> **Work to be completed**: Show all lines holding the string "color".

> **Records provided**:

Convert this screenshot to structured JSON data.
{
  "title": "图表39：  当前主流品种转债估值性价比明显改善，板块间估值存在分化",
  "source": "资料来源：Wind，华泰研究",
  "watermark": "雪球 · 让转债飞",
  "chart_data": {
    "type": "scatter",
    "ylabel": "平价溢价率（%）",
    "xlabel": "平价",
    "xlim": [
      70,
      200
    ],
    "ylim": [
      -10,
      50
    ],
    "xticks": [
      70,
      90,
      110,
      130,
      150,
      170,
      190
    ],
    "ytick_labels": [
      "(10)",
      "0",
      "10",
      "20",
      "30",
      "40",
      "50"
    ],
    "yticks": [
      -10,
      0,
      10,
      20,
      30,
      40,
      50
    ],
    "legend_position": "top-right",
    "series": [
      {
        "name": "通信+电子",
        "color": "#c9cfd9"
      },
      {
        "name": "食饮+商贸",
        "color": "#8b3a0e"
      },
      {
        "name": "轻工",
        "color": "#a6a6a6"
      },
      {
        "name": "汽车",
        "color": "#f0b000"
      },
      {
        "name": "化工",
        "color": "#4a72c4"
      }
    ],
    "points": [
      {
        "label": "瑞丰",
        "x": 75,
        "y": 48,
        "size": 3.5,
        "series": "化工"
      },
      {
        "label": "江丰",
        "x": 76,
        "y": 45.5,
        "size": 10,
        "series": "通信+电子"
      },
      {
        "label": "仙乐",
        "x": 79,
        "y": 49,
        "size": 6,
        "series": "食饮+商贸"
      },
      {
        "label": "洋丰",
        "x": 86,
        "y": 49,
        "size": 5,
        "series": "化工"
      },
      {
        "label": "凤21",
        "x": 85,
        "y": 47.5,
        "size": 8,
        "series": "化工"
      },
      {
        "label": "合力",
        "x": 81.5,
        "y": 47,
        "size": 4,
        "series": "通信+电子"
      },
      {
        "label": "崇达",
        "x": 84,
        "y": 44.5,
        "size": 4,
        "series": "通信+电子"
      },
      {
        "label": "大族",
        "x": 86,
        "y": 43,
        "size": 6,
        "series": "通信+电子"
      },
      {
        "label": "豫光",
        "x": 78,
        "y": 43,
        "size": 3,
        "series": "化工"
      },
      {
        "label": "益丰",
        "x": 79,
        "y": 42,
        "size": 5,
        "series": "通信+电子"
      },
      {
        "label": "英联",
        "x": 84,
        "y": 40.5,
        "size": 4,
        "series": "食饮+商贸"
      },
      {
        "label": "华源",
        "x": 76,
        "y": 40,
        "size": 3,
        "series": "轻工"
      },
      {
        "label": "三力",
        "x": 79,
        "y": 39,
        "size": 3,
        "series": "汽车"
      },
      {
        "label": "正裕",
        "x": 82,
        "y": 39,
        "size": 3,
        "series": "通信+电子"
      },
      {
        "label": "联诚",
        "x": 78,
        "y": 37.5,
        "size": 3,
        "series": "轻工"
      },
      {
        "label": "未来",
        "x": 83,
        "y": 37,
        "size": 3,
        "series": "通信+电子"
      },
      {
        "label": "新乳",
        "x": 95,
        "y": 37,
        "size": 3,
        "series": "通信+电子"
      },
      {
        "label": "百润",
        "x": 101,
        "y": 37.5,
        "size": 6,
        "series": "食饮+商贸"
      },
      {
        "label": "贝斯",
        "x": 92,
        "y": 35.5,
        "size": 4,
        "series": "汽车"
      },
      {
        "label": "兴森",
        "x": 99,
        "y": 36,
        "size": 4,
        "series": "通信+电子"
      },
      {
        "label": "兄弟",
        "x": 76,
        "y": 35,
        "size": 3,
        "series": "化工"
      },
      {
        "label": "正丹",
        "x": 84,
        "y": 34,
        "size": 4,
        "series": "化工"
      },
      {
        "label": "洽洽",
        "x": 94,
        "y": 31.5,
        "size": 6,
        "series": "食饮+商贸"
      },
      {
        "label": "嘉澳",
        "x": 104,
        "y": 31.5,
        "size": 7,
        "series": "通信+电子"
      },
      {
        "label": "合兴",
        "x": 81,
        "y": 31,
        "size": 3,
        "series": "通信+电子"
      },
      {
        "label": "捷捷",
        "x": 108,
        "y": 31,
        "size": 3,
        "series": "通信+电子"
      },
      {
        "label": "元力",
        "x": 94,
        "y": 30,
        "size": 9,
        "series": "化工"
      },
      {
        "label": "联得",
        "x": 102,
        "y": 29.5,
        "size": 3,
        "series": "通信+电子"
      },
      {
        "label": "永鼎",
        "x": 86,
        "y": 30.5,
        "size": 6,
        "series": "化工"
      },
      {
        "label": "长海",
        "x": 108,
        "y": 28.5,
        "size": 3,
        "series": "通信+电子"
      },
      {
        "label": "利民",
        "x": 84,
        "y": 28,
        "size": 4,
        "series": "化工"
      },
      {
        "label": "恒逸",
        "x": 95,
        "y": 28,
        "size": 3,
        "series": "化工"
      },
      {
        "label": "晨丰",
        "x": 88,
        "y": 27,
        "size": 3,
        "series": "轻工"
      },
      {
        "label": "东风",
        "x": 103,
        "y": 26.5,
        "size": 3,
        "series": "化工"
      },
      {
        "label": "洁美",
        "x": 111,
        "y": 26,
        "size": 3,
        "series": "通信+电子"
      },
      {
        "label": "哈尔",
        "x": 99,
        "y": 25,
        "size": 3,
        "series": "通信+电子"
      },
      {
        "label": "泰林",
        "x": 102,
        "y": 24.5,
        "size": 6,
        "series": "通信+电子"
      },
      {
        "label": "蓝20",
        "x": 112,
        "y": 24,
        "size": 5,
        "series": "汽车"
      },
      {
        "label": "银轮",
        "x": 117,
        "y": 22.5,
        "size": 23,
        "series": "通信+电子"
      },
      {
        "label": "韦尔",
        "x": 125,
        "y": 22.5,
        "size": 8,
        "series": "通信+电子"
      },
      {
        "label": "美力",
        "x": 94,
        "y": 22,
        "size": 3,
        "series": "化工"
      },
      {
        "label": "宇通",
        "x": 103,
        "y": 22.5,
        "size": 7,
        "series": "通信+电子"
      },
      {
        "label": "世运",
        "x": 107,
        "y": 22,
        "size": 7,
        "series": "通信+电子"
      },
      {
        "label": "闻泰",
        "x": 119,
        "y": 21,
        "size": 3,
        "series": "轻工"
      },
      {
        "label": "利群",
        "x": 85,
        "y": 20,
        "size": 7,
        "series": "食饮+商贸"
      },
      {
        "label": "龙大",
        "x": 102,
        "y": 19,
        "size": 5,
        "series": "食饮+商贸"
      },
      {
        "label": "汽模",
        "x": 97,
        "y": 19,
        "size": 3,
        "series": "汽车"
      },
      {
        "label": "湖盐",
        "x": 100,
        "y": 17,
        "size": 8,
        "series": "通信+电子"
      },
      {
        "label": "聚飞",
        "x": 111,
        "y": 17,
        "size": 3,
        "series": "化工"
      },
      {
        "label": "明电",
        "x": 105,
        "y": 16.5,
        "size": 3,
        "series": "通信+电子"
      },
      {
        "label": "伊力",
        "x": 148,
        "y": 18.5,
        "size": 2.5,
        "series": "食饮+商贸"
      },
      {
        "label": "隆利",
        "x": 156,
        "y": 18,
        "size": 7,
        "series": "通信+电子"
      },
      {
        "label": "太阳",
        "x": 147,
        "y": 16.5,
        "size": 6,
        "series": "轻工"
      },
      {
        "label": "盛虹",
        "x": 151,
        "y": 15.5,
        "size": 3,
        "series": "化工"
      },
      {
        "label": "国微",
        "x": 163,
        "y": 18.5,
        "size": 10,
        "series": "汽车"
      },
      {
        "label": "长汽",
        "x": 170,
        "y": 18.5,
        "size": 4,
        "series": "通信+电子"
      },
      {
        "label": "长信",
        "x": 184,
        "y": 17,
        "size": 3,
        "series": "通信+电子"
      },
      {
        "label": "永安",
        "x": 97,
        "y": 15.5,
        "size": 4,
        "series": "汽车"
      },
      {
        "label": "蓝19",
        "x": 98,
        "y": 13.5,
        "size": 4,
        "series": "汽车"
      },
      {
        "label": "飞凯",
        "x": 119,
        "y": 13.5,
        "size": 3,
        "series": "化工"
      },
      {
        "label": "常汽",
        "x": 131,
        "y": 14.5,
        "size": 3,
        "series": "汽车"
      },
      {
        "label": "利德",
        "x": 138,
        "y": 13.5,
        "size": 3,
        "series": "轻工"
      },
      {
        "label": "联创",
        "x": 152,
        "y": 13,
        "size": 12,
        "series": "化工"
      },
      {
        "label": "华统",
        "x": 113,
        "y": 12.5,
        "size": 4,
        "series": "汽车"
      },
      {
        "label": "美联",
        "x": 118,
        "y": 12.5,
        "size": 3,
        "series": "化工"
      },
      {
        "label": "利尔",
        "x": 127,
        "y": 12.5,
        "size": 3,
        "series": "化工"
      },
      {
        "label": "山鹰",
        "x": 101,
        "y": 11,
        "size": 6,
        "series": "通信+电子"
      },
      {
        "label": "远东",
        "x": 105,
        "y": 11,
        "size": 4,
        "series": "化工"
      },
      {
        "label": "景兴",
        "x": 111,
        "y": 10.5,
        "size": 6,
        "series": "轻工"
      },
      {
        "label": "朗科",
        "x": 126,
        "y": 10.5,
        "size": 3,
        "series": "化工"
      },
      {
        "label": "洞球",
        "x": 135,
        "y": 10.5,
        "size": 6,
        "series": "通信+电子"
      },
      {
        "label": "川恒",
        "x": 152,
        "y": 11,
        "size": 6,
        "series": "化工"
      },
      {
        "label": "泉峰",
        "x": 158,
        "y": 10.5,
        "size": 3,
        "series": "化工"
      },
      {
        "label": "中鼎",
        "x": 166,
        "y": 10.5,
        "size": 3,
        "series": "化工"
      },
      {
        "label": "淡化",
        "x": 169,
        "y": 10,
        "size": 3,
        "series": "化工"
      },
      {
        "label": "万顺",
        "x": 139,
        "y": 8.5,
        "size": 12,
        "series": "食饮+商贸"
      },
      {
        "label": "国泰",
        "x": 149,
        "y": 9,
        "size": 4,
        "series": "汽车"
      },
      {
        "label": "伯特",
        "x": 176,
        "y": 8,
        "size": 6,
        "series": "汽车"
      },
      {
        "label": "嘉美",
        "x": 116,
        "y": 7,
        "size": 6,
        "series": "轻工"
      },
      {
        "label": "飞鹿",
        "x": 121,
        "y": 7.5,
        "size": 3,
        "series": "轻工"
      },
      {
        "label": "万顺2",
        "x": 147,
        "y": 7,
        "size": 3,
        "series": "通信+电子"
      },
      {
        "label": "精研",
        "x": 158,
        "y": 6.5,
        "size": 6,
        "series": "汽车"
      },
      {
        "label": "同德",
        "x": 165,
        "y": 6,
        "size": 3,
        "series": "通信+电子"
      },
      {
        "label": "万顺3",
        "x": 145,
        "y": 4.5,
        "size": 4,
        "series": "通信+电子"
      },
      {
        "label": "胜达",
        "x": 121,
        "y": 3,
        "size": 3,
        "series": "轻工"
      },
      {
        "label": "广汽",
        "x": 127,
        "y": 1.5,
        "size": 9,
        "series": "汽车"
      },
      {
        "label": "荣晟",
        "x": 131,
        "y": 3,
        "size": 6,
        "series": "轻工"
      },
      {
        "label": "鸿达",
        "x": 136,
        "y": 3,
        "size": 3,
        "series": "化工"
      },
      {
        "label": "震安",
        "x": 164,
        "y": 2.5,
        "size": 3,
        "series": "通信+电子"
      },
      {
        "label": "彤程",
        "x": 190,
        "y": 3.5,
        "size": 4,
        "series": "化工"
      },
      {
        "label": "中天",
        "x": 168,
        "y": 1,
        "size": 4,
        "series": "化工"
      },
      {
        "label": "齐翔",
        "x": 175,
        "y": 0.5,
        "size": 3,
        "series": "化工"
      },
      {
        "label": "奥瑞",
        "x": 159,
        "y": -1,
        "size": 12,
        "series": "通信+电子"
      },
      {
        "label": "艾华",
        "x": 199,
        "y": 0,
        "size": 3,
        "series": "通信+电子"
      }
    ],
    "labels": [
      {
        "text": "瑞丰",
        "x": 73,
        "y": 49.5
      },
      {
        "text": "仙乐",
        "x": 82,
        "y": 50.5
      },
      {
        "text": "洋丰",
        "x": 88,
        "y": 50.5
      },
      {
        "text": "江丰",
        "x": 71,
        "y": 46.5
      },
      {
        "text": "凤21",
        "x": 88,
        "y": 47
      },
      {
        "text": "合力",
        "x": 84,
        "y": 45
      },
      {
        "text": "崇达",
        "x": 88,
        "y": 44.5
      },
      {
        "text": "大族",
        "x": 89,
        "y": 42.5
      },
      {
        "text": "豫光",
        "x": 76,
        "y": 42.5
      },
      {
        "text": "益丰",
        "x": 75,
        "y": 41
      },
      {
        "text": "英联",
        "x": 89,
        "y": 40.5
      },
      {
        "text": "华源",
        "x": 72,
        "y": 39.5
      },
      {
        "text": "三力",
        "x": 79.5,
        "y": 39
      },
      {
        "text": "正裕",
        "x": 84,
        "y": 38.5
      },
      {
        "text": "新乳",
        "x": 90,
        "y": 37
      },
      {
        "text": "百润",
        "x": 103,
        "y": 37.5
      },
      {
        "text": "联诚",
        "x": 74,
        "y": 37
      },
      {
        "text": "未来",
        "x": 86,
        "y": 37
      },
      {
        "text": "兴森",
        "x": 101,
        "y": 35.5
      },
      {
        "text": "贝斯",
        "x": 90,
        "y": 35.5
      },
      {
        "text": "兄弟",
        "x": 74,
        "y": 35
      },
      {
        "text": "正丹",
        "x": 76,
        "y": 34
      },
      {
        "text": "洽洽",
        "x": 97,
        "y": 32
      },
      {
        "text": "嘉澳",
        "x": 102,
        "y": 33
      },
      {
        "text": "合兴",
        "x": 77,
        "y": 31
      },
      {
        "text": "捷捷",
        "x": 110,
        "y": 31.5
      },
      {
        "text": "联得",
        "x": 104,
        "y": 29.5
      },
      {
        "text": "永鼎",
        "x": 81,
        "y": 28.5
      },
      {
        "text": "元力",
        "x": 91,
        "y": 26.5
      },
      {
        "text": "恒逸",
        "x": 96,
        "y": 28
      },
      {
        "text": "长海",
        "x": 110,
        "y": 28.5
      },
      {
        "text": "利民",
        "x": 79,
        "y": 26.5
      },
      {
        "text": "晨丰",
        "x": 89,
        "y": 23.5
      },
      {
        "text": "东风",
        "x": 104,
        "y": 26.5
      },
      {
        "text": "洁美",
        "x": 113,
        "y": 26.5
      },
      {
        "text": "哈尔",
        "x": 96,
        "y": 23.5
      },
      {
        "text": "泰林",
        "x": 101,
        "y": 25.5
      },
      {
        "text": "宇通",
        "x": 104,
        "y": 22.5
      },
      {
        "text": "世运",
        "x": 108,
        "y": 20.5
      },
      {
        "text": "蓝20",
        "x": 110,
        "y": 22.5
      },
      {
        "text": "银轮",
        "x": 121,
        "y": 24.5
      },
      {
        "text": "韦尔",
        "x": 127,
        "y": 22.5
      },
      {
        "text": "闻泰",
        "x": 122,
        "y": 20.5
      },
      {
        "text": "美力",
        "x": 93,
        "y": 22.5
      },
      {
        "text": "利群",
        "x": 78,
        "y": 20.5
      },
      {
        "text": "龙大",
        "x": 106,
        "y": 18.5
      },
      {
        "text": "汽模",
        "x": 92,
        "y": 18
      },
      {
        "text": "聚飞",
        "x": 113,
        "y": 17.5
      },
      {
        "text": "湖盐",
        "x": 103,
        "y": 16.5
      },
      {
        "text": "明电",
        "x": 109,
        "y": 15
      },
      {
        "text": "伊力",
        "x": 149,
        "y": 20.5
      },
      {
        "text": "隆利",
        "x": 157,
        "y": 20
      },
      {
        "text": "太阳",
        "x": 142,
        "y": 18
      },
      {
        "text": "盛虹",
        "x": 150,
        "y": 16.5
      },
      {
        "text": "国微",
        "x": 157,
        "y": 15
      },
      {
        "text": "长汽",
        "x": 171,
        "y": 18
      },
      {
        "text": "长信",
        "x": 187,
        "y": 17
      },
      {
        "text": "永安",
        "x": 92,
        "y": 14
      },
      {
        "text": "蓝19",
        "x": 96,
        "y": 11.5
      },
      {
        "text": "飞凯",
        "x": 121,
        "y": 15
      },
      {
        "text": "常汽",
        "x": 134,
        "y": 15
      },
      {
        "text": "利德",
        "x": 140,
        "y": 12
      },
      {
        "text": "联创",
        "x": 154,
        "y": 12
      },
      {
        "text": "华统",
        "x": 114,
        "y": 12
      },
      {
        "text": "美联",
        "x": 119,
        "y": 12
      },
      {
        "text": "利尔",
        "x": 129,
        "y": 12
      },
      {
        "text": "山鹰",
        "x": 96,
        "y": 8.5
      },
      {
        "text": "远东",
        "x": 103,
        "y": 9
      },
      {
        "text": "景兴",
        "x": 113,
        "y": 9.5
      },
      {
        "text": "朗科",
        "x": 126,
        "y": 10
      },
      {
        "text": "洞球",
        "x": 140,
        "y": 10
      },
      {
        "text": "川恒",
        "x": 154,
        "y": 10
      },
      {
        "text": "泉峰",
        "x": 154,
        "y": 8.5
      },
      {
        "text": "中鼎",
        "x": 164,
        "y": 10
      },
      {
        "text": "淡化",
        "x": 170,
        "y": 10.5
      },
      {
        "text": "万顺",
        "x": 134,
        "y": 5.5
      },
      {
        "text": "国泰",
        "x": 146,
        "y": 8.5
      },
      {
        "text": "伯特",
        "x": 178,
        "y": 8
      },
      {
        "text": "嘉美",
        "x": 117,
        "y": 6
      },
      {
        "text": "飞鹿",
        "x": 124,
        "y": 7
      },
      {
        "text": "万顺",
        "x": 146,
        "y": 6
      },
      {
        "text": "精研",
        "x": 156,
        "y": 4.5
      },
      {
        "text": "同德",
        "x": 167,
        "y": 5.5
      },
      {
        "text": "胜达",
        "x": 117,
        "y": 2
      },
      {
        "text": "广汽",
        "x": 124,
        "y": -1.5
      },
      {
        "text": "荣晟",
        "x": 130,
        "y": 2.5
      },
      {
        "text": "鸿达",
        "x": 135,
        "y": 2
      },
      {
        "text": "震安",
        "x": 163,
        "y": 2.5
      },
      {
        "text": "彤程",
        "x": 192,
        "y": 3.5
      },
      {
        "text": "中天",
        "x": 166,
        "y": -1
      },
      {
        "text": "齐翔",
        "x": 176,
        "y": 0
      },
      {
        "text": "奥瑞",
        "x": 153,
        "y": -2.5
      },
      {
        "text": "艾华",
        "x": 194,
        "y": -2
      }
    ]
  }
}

> **Result**:
        "color": "#c9cfd9"
        "color": "#8b3a0e"
        "color": "#a6a6a6"
        "color": "#f0b000"
        "color": "#4a72c4"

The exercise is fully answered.